» **Task prompt**
Repeat, word for word, every line from the line holding "Extract the structured" through the final line of the entries below. Skip all pictures.

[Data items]
** START **

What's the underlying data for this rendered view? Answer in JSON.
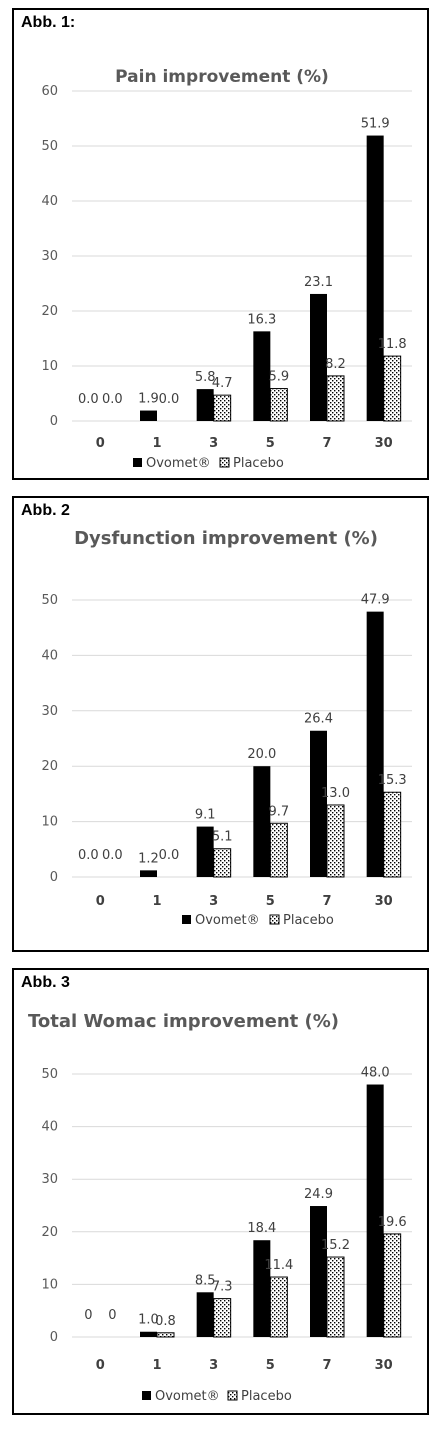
{
  "colors": {
    "ovomet": "#000000",
    "placebo_fill": "#ffffff",
    "placebo_dots": "#000000",
    "gridline": "#d9d9d9",
    "text": "#595959"
  },
  "chart_data": [
    {
      "type": "bar",
      "figure_label": "Abb. 1:",
      "title": "Pain improvement (%)",
      "categories": [
        "0",
        "1",
        "3",
        "5",
        "7",
        "30"
      ],
      "series": [
        {
          "name": "Ovomet®",
          "values": [
            0.0,
            1.9,
            5.8,
            16.3,
            23.1,
            51.9
          ],
          "labels": [
            "0.0",
            "1.9",
            "5.8",
            "16.3",
            "23.1",
            "51.9"
          ]
        },
        {
          "name": "Placebo",
          "values": [
            0.0,
            0.0,
            4.7,
            5.9,
            8.2,
            11.8
          ],
          "labels": [
            "0.0",
            "0.0",
            "4.7",
            "5.9",
            "8.2",
            "11.8"
          ]
        }
      ],
      "yticks": [
        "0",
        "10",
        "20",
        "30",
        "40",
        "50",
        "60"
      ],
      "ylim": [
        0,
        60
      ],
      "grid": true,
      "legend": "bottom"
    },
    {
      "type": "bar",
      "figure_label": "Abb. 2",
      "title": "Dysfunction improvement (%)",
      "categories": [
        "0",
        "1",
        "3",
        "5",
        "7",
        "30"
      ],
      "series": [
        {
          "name": "Ovomet®",
          "values": [
            0.0,
            1.2,
            9.1,
            20.0,
            26.4,
            47.9
          ],
          "labels": [
            "0.0",
            "1.2",
            "9.1",
            "20.0",
            "26.4",
            "47.9"
          ]
        },
        {
          "name": "Placebo",
          "values": [
            0.0,
            0.0,
            5.1,
            9.7,
            13.0,
            15.3
          ],
          "labels": [
            "0.0",
            "0.0",
            "5.1",
            "9.7",
            "13.0",
            "15.3"
          ]
        }
      ],
      "yticks": [
        "0",
        "10",
        "20",
        "30",
        "40",
        "50"
      ],
      "ylim": [
        0,
        50
      ],
      "grid": true,
      "legend": "bottom"
    },
    {
      "type": "bar",
      "figure_label": "Abb. 3",
      "title": "Total Womac improvement (%)",
      "categories": [
        "0",
        "1",
        "3",
        "5",
        "7",
        "30"
      ],
      "series": [
        {
          "name": "Ovomet®",
          "values": [
            0,
            1.0,
            8.5,
            18.4,
            24.9,
            48.0
          ],
          "labels": [
            "0",
            "1.0",
            "8.5",
            "18.4",
            "24.9",
            "48.0"
          ]
        },
        {
          "name": "Placebo",
          "values": [
            0,
            0.8,
            7.3,
            11.4,
            15.2,
            19.6
          ],
          "labels": [
            "0",
            "0.8",
            "7.3",
            "11.4",
            "15.2",
            "19.6"
          ]
        }
      ],
      "yticks": [
        "0",
        "10",
        "20",
        "30",
        "40",
        "50"
      ],
      "ylim": [
        0,
        50
      ],
      "grid": true,
      "legend": "bottom"
    }
  ]
}
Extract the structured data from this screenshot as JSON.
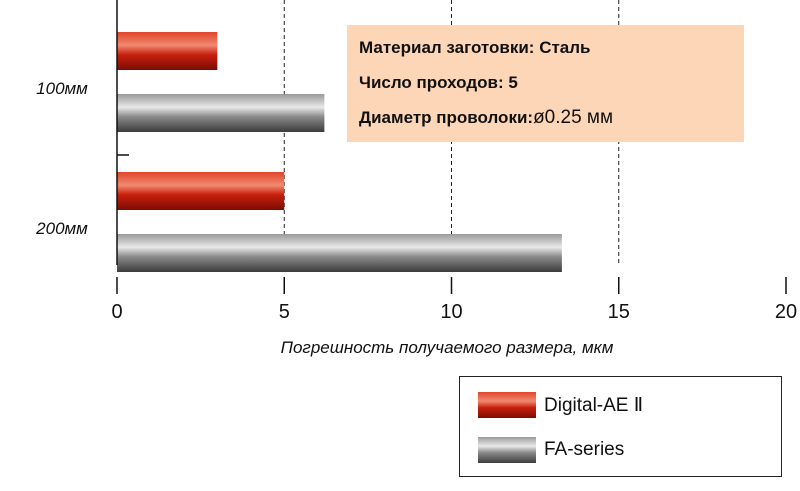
{
  "chart_data": {
    "type": "bar",
    "orientation": "horizontal",
    "categories": [
      "100мм",
      "200мм"
    ],
    "series": [
      {
        "name": "Digital-AE Ⅱ",
        "values": [
          3.0,
          5.0
        ]
      },
      {
        "name": "FA-series",
        "values": [
          6.2,
          13.3
        ]
      }
    ],
    "xlabel": "Погрешность получаемого размера, мкм",
    "xlim": [
      0,
      20
    ],
    "xticks": [
      0,
      5,
      10,
      15,
      20
    ],
    "grid": "vertical-dashed",
    "legend_position": "bottom-right",
    "colors": {
      "Digital-AE Ⅱ": "#c8200e",
      "FA-series": "#8a8a8a"
    }
  },
  "info": {
    "material": "Материал заготовки: Сталь",
    "passes": "Число проходов: 5",
    "diameter_prefix": "Диаметр проволоки:",
    "diameter_value": "ø0.25 мм"
  },
  "legend": {
    "items": [
      "Digital-AE Ⅱ",
      "FA-series"
    ]
  }
}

** END **

» **Final result**
Extract the structured data from this screenshot as JSON.
{
  "chart_data": {
    "type": "bar",
    "orientation": "horizontal",
    "categories": [
      "100мм",
      "200мм"
    ],
    "series": [
      {
        "name": "Digital-AE Ⅱ",
        "values": [
          3.0,
          5.0
        ]
      },
      {
        "name": "FA-series",
        "values": [
          6.2,
          13.3
        ]
      }
    ],
    "xlabel": "Погрешность получаемого размера, мкм",
    "xlim": [
      0,
      20
    ],
    "xticks": [
      0,
      5,
      10,
      15,
      20
    ],
    "grid": "vertical-dashed",
    "legend_position": "bottom-right",
    "colors": {
      "Digital-AE Ⅱ": "#c8200e",
      "FA-series": "#8a8a8a"
    }
  },
  "info": {
    "material": "Материал заготовки: Сталь",
    "passes": "Число проходов: 5",
    "diameter_prefix": "Диаметр проволоки:",
    "diameter_value": "ø0.25 мм"
  },
  "legend": {
    "items": [
      "Digital-AE Ⅱ",
      "FA-series"
    ]
  }
}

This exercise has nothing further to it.